**Supplied passage:**
++++++++++++++++++++

The stabilization of flow resulting from the
storage-and-release at the Menasha dam does not
produce capturable water power except as it
affects the water flow at the individual
downstream dam sites. The fact that "headwater
benefits" were later identified as a discrete
concept and separated from the comprehensive
notion of "water power" (at least in the drafting
of the FPA) does not undermine the effect of
conveyances made many years before its enactment.

  The Commission argues, however, that based on
the interaction of sec. 4(e), sec. 10(e), sec.
10(f) and sec. 23(b) of the FPA "headwater
benefits" cannot be part of the "water power" or
"surplus water" rights held by the
petitioners./16 This is a difficult argument
because, as we have noted earlier, we are not
aware of any recognition in 1872 of something
called "headwater benefits" as an interest
separate from "water power." Nonetheless, FERC
says that, if we adopt the petitioners’ expansive
definitions, we create anomalous results in
interpreting the FPA. "Headwater benefits," FERC
explains, concern the "distinct energy benefits
to downstream projects of regulating the river
flow so that it remains even and predictable."
Respondent’s Br. at 14. See also Wisconsin
Electric Power Co., 86 FERC at 61,347. This, it
is contended, is somehow different from "water
power" which FERC defines as "hydroelectric power
created by the Government dam." Respondent’s Br.
at 5. FERC further argues that the petitioners’
attempt to conflate these two distinct concepts
is inconsistent with the FPA’s statutory scheme.
Making "headwater benefits" part of "water power"
or "surplus water," as the petitioners’ propose,
would violate congressional intent with respect
to the licensing scheme in the FPA. FERC
explains:

A more expansive interpretation of these terms
would in fact extend the jurisdiction of this
Commission beyond its accepted limits. If a
downstream project receiving headwater benefits
from an upstream government storage dam were said
to be using surplus water or water power from
that dam, the project would be required to be
licensed pursuant to Section 23(b)(1) of the FPA.

++++++++++++++++++++

**Written instruction 1:** Starting at the first row of the stored data and stopping after the row that contains "input-label: Internal Mic", rewrite those rows with "cursor-readout" swapped for "cursor-value" everywhere and nothing else altered.

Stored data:
++++++++++++++++++++

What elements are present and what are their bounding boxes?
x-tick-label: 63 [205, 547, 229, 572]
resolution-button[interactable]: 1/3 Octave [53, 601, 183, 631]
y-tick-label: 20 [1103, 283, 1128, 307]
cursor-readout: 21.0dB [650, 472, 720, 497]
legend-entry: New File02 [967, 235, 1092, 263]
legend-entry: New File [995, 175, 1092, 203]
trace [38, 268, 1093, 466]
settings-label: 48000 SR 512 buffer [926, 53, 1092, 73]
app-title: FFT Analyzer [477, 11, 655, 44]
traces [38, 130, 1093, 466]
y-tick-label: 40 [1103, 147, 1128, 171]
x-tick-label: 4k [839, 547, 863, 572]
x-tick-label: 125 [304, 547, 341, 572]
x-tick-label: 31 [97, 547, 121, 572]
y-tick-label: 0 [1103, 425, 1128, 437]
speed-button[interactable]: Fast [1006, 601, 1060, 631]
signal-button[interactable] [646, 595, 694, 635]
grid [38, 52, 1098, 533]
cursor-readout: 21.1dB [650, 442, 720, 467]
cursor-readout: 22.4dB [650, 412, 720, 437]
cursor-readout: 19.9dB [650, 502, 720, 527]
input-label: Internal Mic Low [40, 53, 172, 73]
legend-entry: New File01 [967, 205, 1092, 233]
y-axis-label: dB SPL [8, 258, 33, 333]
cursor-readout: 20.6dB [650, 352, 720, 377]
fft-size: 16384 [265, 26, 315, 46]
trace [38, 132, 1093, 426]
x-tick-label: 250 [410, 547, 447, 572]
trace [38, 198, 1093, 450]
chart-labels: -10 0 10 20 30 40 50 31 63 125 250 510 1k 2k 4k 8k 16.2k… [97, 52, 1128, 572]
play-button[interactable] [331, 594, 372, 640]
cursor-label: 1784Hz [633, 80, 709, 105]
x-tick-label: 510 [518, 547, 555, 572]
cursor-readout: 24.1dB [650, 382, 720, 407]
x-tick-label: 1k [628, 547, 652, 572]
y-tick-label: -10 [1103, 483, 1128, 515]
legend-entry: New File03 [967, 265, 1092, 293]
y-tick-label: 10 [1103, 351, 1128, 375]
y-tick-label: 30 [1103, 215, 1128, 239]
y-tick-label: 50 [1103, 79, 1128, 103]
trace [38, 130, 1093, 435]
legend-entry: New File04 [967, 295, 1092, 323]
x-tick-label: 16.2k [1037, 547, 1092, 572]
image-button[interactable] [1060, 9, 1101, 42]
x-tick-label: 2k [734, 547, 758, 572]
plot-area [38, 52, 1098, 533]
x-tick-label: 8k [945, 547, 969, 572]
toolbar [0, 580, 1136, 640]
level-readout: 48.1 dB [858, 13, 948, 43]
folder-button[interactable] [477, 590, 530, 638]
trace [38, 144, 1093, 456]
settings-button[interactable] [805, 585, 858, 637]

++++++++++++++++++++

**Written instruction 2:** According to the passage on headwater benefits, how does FERC define "water power"?

**Written reply 1:**
What elements are present and what are their bounding boxes?
x-tick-label: 63 [205, 547, 229, 572]
resolution-button[interactable]: 1/3 Octave [53, 601, 183, 631]
y-tick-label: 20 [1103, 283, 1128, 307]
cursor-value: 21.0dB [650, 472, 720, 497]
legend-entry: New File02 [967, 235, 1092, 263]
legend-entry: New File [995, 175, 1092, 203]
trace [38, 268, 1093, 466]
settings-label: 48000 SR 512 buffer [926, 53, 1092, 73]
app-title: FFT Analyzer [477, 11, 655, 44]
traces [38, 130, 1093, 466]
y-tick-label: 40 [1103, 147, 1128, 171]
x-tick-label: 4k [839, 547, 863, 572]
x-tick-label: 125 [304, 547, 341, 572]
x-tick-label: 31 [97, 547, 121, 572]
y-tick-label: 0 [1103, 425, 1128, 437]
speed-button[interactable]: Fast [1006, 601, 1060, 631]
signal-button[interactable] [646, 595, 694, 635]
grid [38, 52, 1098, 533]
cursor-value: 21.1dB [650, 442, 720, 467]
cursor-value: 22.4dB [650, 412, 720, 437]
cursor-value: 19.9dB [650, 502, 720, 527]
input-label: Internal Mic Low [40, 53, 172, 73]

**Written reply 2:** FERC defines it as "hydroelectric power created by the Government dam."